Dataset items
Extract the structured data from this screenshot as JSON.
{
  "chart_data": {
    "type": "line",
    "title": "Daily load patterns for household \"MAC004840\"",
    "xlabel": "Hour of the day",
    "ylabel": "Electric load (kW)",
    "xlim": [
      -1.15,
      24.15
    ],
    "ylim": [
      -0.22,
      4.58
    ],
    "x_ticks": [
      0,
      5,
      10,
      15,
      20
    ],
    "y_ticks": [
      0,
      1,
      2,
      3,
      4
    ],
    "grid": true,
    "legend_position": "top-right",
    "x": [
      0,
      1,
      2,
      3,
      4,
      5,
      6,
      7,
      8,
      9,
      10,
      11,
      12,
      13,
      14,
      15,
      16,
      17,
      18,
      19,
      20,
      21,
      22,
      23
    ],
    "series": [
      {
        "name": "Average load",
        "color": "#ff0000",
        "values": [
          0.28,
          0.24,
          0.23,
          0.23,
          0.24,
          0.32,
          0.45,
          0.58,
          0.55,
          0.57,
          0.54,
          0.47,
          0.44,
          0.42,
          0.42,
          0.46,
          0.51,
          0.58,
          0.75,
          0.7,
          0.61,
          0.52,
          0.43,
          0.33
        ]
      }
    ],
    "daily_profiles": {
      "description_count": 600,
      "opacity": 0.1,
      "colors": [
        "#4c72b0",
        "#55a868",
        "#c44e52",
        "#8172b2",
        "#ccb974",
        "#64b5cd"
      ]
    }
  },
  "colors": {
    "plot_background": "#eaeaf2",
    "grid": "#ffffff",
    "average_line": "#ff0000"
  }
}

--

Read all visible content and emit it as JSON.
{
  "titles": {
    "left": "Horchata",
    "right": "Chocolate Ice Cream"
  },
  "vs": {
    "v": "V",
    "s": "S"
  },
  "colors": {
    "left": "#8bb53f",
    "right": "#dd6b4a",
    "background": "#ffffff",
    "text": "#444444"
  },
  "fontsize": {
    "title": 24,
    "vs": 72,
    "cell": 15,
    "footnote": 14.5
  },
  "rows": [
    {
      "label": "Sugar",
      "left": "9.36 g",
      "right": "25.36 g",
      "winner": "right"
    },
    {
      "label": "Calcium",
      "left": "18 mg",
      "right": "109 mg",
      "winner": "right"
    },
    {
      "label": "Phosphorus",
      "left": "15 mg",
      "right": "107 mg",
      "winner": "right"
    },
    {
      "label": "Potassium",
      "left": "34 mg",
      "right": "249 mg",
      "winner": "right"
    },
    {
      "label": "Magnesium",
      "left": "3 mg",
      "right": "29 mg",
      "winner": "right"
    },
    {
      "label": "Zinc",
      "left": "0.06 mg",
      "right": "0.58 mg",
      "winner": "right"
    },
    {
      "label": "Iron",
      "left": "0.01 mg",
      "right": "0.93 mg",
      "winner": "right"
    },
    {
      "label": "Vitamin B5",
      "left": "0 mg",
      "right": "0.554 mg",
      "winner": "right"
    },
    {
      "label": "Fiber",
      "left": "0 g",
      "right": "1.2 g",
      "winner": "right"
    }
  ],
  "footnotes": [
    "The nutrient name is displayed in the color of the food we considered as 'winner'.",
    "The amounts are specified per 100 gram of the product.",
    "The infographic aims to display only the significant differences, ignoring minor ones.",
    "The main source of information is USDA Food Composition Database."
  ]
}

--

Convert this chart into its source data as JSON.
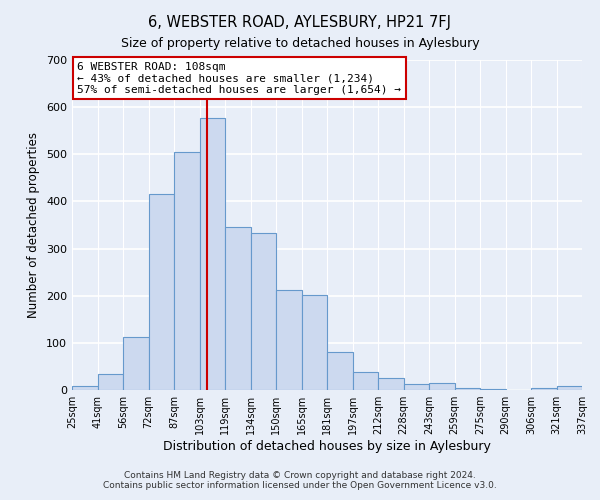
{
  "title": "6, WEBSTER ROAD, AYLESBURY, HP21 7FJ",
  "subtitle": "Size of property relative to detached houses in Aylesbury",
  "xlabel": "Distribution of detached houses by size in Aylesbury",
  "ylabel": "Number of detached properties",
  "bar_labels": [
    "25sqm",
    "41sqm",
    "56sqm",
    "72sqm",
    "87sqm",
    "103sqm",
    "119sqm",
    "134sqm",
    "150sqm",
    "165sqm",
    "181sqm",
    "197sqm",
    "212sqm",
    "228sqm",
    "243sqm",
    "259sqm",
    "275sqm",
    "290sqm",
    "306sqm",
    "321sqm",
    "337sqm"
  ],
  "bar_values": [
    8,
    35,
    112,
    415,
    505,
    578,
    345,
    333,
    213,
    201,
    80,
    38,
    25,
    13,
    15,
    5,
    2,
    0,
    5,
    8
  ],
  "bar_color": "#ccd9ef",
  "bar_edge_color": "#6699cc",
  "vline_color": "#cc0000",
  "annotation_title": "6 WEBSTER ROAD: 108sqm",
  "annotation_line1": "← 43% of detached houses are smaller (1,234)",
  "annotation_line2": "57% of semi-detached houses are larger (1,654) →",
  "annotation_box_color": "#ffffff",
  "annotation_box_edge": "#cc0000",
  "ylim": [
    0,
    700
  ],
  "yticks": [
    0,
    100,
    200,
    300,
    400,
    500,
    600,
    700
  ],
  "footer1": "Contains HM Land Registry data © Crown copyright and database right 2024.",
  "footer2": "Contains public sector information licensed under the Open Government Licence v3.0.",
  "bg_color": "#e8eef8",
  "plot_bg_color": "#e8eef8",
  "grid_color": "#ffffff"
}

- Goal of the exercise: Select and copy every line of the material that holds the string "houses".

- Written solution:
  "subtitle": "Size of property relative to detached houses in Aylesbury",
  "xlabel": "Distribution of detached houses by size in Aylesbury",
  "annotation_line1": "← 43% of detached houses are smaller (1,234)",
  "annotation_line2": "57% of semi-detached houses are larger (1,654) →",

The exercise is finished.